── Stored data ──

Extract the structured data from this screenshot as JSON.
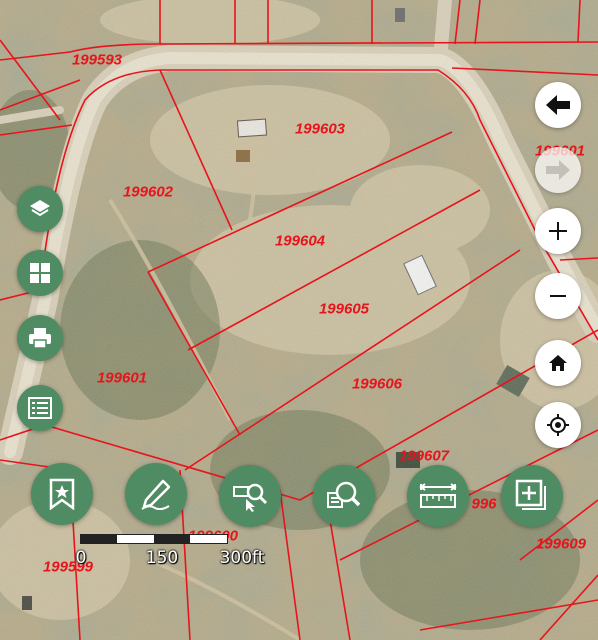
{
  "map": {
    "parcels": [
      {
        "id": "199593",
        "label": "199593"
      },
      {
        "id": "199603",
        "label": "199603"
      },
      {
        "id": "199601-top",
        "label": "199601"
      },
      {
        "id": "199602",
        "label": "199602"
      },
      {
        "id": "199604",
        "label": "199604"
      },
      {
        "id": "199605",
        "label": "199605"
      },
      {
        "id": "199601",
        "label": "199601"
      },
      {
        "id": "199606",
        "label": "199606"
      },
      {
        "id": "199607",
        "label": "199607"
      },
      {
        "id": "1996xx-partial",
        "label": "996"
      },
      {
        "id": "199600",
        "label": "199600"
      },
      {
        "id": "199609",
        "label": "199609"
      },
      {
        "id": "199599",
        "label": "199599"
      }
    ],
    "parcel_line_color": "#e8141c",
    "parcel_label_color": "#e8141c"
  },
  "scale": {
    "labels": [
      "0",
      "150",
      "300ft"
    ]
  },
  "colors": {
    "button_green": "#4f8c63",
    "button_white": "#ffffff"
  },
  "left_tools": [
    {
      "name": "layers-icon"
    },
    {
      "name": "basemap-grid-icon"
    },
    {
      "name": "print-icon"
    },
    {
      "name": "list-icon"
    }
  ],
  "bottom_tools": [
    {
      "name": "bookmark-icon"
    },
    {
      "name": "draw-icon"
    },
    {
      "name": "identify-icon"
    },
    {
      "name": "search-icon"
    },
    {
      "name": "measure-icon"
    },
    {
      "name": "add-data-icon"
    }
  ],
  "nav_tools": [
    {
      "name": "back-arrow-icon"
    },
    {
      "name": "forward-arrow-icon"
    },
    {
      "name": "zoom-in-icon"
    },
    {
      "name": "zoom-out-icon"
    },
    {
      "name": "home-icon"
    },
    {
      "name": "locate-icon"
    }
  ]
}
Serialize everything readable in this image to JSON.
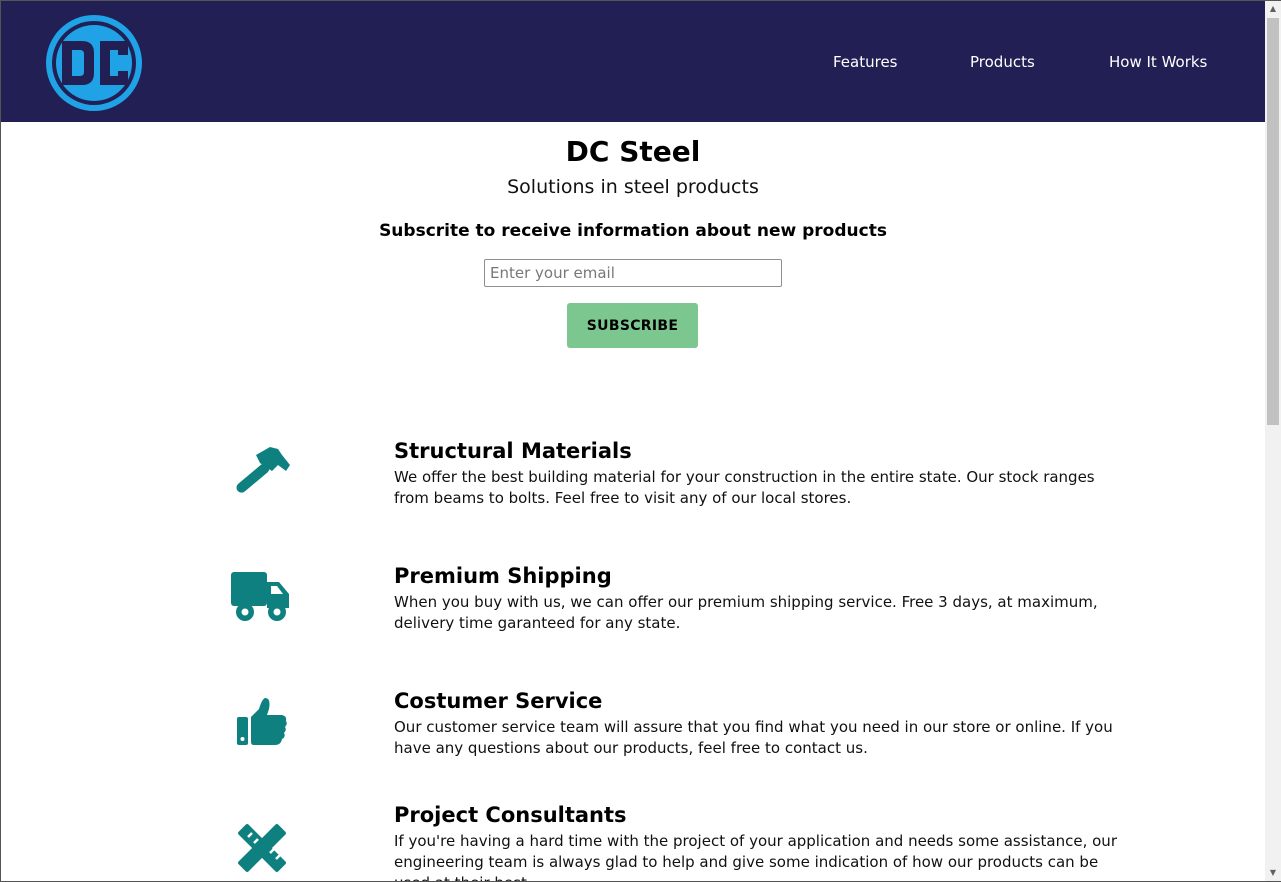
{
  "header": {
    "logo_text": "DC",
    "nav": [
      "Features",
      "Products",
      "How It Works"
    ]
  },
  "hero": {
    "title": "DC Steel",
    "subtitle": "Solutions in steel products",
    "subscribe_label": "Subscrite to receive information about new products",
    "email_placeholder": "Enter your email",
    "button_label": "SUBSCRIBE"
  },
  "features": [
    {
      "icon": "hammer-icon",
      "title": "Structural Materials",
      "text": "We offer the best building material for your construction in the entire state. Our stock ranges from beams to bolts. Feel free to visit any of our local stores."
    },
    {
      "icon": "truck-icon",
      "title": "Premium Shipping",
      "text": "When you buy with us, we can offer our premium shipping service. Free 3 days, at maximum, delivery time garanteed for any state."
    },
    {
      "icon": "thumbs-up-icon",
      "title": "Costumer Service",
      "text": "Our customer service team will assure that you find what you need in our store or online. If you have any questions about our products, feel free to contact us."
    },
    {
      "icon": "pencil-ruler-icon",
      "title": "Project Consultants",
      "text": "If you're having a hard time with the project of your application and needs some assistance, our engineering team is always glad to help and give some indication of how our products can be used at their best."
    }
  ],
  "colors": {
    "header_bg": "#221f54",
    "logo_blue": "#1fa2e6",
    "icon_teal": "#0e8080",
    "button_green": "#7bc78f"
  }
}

───

Return each line where "time" shows up.

Answer:
      "text": "When you buy with us, we can offer our premium shipping service. Free 3 days, at maximum, delivery time garanteed for any state."
      "text": "If you're having a hard time with the project of your application and needs some assistance, our engineering team is always glad to help and give some indication of how our products can be used at their best."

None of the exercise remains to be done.